To be done: Pictures within the data are to be left out; everything else must be reproduced exactly.

(Saved entries)
%%
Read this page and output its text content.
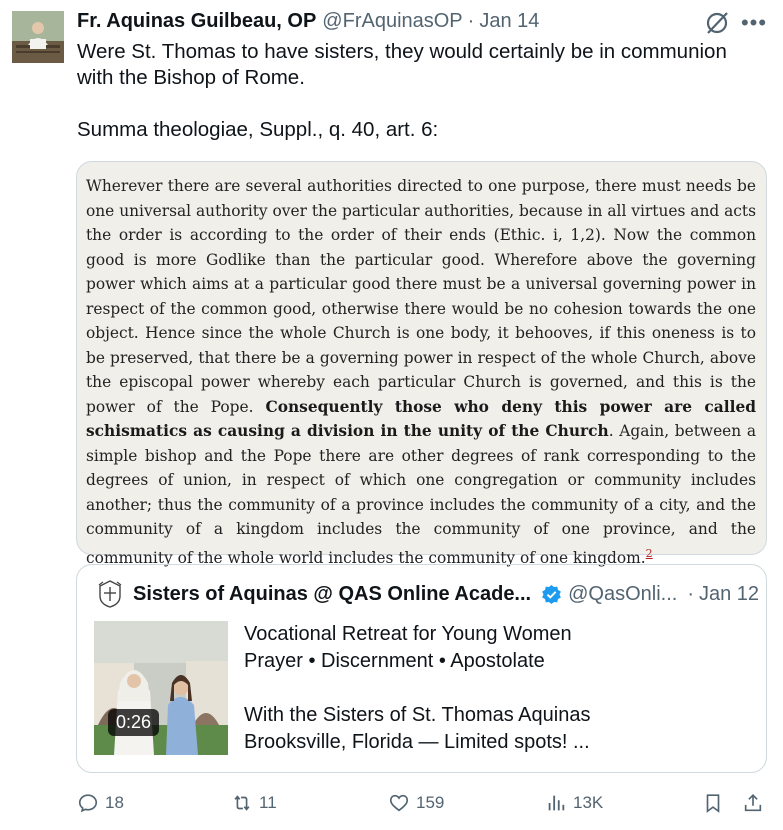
Fr. Aquinas Guilbeau, OP @FrAquinasOP · Jan 14	•••

Were St. Thomas to have sisters, they would certainly be in communion

with the Bishop of Rome.

Summa theologiae, Suppl., q. 40, art. 6:

Wherever there are several authorities directed to one purpose, there must needs be one universal authority over the particular authorities, because in all virtues and acts the order is according to the order of their ends (Ethic. i, 1,2). Now the common good is more Godlike than the particular good. Wherefore above the governing power which aims at a particular good there must be a universal governing power in respect of the common good, otherwise there would be no cohesion towards the one object. Hence since the whole Church is one body, it behooves, if this oneness is to be preserved, that there be a governing power in respect of the whole Church, above the episcopal power whereby each particular Church is governed, and this is the power of the Pope. Consequently those who deny this power are called schismatics as causing a division in the unity of the Church. Again, between a simple bishop and the Pope there are other degrees of rank corresponding to the degrees of union, in respect of which one congregation or community includes another; thus the community of a province includes the community of a city, and the community of a kingdom includes the community of one province, and the community of the whole world includes the community of one kingdom.$^2$
Sisters of Aquinas @ QAS Online Acade... @QasOnli... · Jan 12
0:26

Vocational Retreat for Young Women

Prayer • Discernment • Apostolate

With the Sisters of St. Thomas Aquinas

Brooksville, Florida — Limited spots! ...

18	11	159	13K
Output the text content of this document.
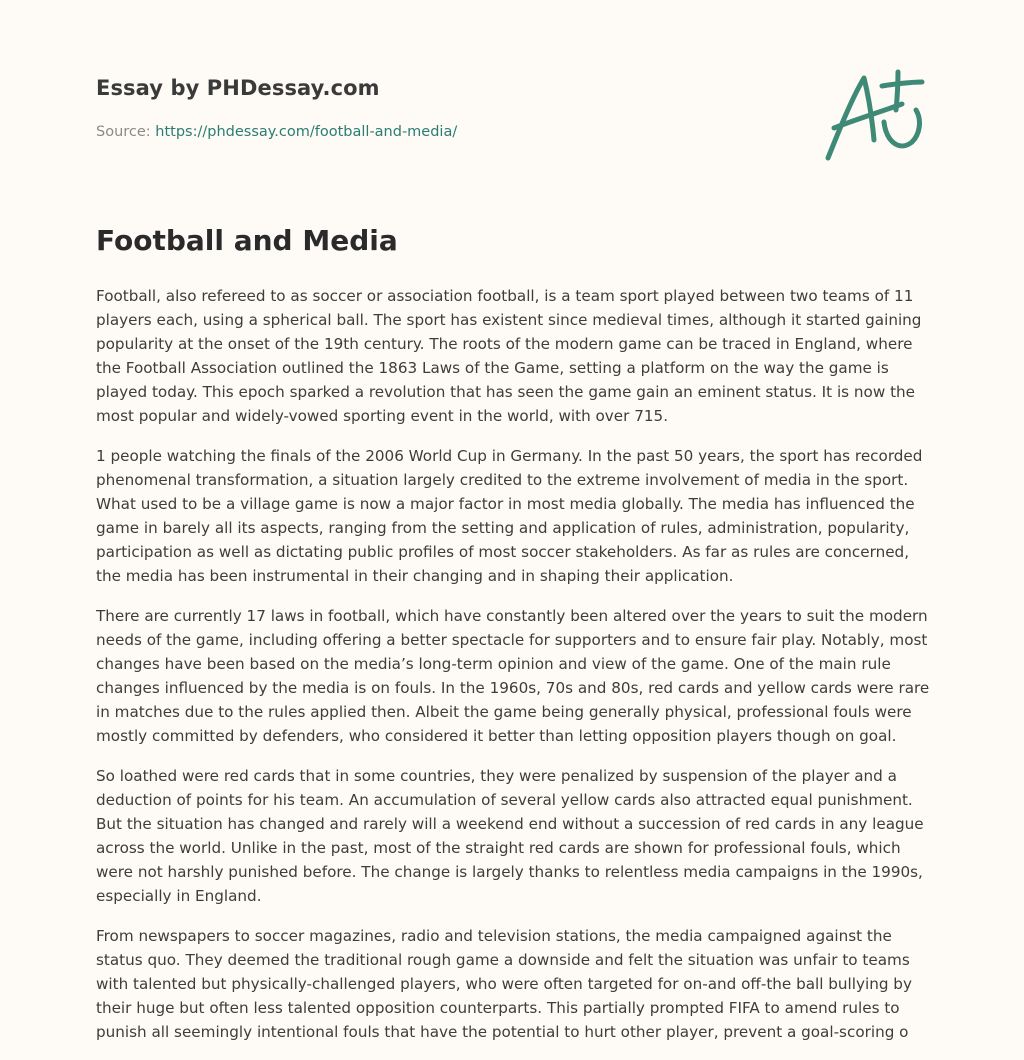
Essay by PHDessay.com
Source: https://phdessay.com/football-and-media/
Football and Media

Football, also refereed to as soccer or association football, is a team sport played between two teams of 11 players each, using a spherical ball. The sport has existent since medieval times, although it started gaining popularity at the onset of the 19th century. The roots of the modern game can be traced in England, where the Football Association outlined the 1863 Laws of the Game, setting a platform on the way the game is played today. This epoch sparked a revolution that has seen the game gain an eminent status. It is now the most popular and widely-vowed sporting event in the world, with over 715.

1 people watching the finals of the 2006 World Cup in Germany. In the past 50 years, the sport has recorded phenomenal transformation, a situation largely credited to the extreme involvement of media in the sport. What used to be a village game is now a major factor in most media globally. The media has influenced the game in barely all its aspects, ranging from the setting and application of rules, administration, popularity, participation as well as dictating public profiles of most soccer stakeholders. As far as rules are concerned, the media has been instrumental in their changing and in shaping their application.

There are currently 17 laws in football, which have constantly been altered over the years to suit the modern needs of the game, including offering a better spectacle for supporters and to ensure fair play. Notably, most changes have been based on the media’s long-term opinion and view of the game. One of the main rule changes influenced by the media is on fouls. In the 1960s, 70s and 80s, red cards and yellow cards were rare in matches due to the rules applied then. Albeit the game being generally physical, professional fouls were mostly committed by defenders, who considered it better than letting opposition players though on goal.

So loathed were red cards that in some countries, they were penalized by suspension of the player and a deduction of points for his team. An accumulation of several yellow cards also attracted equal punishment. But the situation has changed and rarely will a weekend end without a succession of red cards in any league across the world. Unlike in the past, most of the straight red cards are shown for professional fouls, which were not harshly punished before. The change is largely thanks to relentless media campaigns in the 1990s, especially in England.

From newspapers to soccer magazines, radio and television stations, the media campaigned against the status quo. They deemed the traditional rough game a downside and felt the situation was unfair to teams with talented but physically-challenged players, who were often targeted for on-and off-the ball bullying by their huge but often less talented opposition counterparts. This partially prompted FIFA to amend rules to punish all seemingly intentional fouls that have the potential to hurt other player, prevent a goal-scoring o
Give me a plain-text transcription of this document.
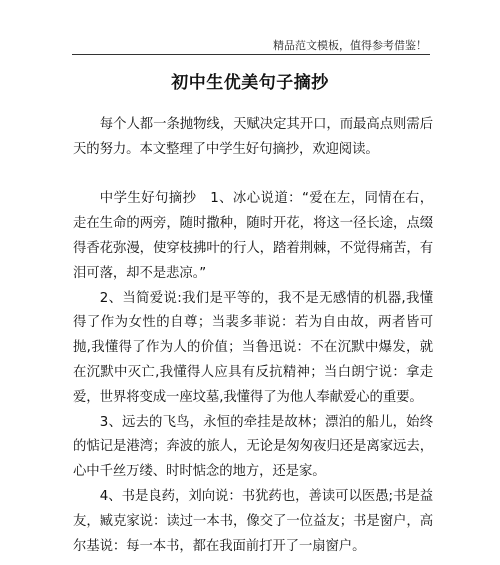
精品范文模板，值得参考借鉴！
初中生优美句子摘抄

每个人都一条抛物线，天赋决定其开口，而最高点则需后天的努力。本文整理了中学生好句摘抄，欢迎阅读。

中学生好句摘抄　1、冰心说道：“爱在左，同情在右，走在生命的两旁，随时撒种，随时开花，将这一径长途，点缀得香花弥漫，使穿枝拂叶的行人，踏着荆棘，不觉得痛苦，有泪可落，却不是悲凉。”

2、当简爱说:我们是平等的，我不是无感情的机器,我懂得了作为女性的自尊；当裴多菲说：若为自由故，两者皆可抛,我懂得了作为人的价值；当鲁迅说：不在沉默中爆发，就在沉默中灭亡,我懂得人应具有反抗精神；当白朗宁说：拿走爱，世界将变成一座坟墓,我懂得了为他人奉献爱心的重要。

3、远去的飞鸟，永恒的牵挂是故林；漂泊的船儿，始终的惦记是港湾；奔波的旅人，无论是匆匆夜归还是离家远去，心中千丝万缕、时时惦念的地方，还是家。

4、书是良药，刘向说：书犹药也，善读可以医愚;书是益友，臧克家说：读过一本书，像交了一位益友；书是窗户，高尔基说：每一本书，都在我面前打开了一扇窗户。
%%
Answer to this exercise:
Read this page and output its text content.
Fr. Aquinas Guilbeau, OP @FrAquinasOP · Jan 14	•••

Were St. Thomas to have sisters, they would certainly be in communion

with the Bishop of Rome.

Summa theologiae, Suppl., q. 40, art. 6:

Wherever there are several authorities directed to one purpose, there must needs be one universal authority over the particular authorities, because in all virtues and acts the order is according to the order of their ends (Ethic. i, 1,2). Now the common good is more Godlike than the particular good. Wherefore above the governing power which aims at a particular good there must be a universal governing power in respect of the common good, otherwise there would be no cohesion towards the one object. Hence since the whole Church is one body, it behooves, if this oneness is to be preserved, that there be a governing power in respect of the whole Church, above the episcopal power whereby each particular Church is governed, and this is the power of the Pope. Consequently those who deny this power are called schismatics as causing a division in the unity of the Church. Again, between a simple bishop and the Pope there are other degrees of rank corresponding to the degrees of union, in respect of which one congregation or community includes another; thus the community of a province includes the community of a city, and the community of a kingdom includes the community of one province, and the community of the whole world includes the community of one kingdom.$^2$
Sisters of Aquinas @ QAS Online Acade... @QasOnli... · Jan 12
0:26

Vocational Retreat for Young Women

Prayer • Discernment • Apostolate

With the Sisters of St. Thomas Aquinas

Brooksville, Florida — Limited spots! ...

18	11	159	13K
Output the text content of this document.
Essay by PHDessay.com
Source: https://phdessay.com/football-and-media/
Football and Media

Football, also refereed to as soccer or association football, is a team sport played between two teams of 11 players each, using a spherical ball. The sport has existent since medieval times, although it started gaining popularity at the onset of the 19th century. The roots of the modern game can be traced in England, where the Football Association outlined the 1863 Laws of the Game, setting a platform on the way the game is played today. This epoch sparked a revolution that has seen the game gain an eminent status. It is now the most popular and widely-vowed sporting event in the world, with over 715.

1 people watching the finals of the 2006 World Cup in Germany. In the past 50 years, the sport has recorded phenomenal transformation, a situation largely credited to the extreme involvement of media in the sport. What used to be a village game is now a major factor in most media globally. The media has influenced the game in barely all its aspects, ranging from the setting and application of rules, administration, popularity, participation as well as dictating public profiles of most soccer stakeholders. As far as rules are concerned, the media has been instrumental in their changing and in shaping their application.

There are currently 17 laws in football, which have constantly been altered over the years to suit the modern needs of the game, including offering a better spectacle for supporters and to ensure fair play. Notably, most changes have been based on the media’s long-term opinion and view of the game. One of the main rule changes influenced by the media is on fouls. In the 1960s, 70s and 80s, red cards and yellow cards were rare in matches due to the rules applied then. Albeit the game being generally physical, professional fouls were mostly committed by defenders, who considered it better than letting opposition players though on goal.

So loathed were red cards that in some countries, they were penalized by suspension of the player and a deduction of points for his team. An accumulation of several yellow cards also attracted equal punishment. But the situation has changed and rarely will a weekend end without a succession of red cards in any league across the world. Unlike in the past, most of the straight red cards are shown for professional fouls, which were not harshly punished before. The change is largely thanks to relentless media campaigns in the 1990s, especially in England.

From newspapers to soccer magazines, radio and television stations, the media campaigned against the status quo. They deemed the traditional rough game a downside and felt the situation was unfair to teams with talented but physically-challenged players, who were often targeted for on-and off-the ball bullying by their huge but often less talented opposition counterparts. This partially prompted FIFA to amend rules to punish all seemingly intentional fouls that have the potential to hurt other player, prevent a goal-scoring o
Give me a plain-text transcription of this document.
精品范文模板，值得参考借鉴！
初中生优美句子摘抄

每个人都一条抛物线，天赋决定其开口，而最高点则需后天的努力。本文整理了中学生好句摘抄，欢迎阅读。

中学生好句摘抄　1、冰心说道：“爱在左，同情在右，走在生命的两旁，随时撒种，随时开花，将这一径长途，点缀得香花弥漫，使穿枝拂叶的行人，踏着荆棘，不觉得痛苦，有泪可落，却不是悲凉。”

2、当简爱说:我们是平等的，我不是无感情的机器,我懂得了作为女性的自尊；当裴多菲说：若为自由故，两者皆可抛,我懂得了作为人的价值；当鲁迅说：不在沉默中爆发，就在沉默中灭亡,我懂得人应具有反抗精神；当白朗宁说：拿走爱，世界将变成一座坟墓,我懂得了为他人奉献爱心的重要。

3、远去的飞鸟，永恒的牵挂是故林；漂泊的船儿，始终的惦记是港湾；奔波的旅人，无论是匆匆夜归还是离家远去，心中千丝万缕、时时惦念的地方，还是家。

4、书是良药，刘向说：书犹药也，善读可以医愚;书是益友，臧克家说：读过一本书，像交了一位益友；书是窗户，高尔基说：每一本书，都在我面前打开了一扇窗户。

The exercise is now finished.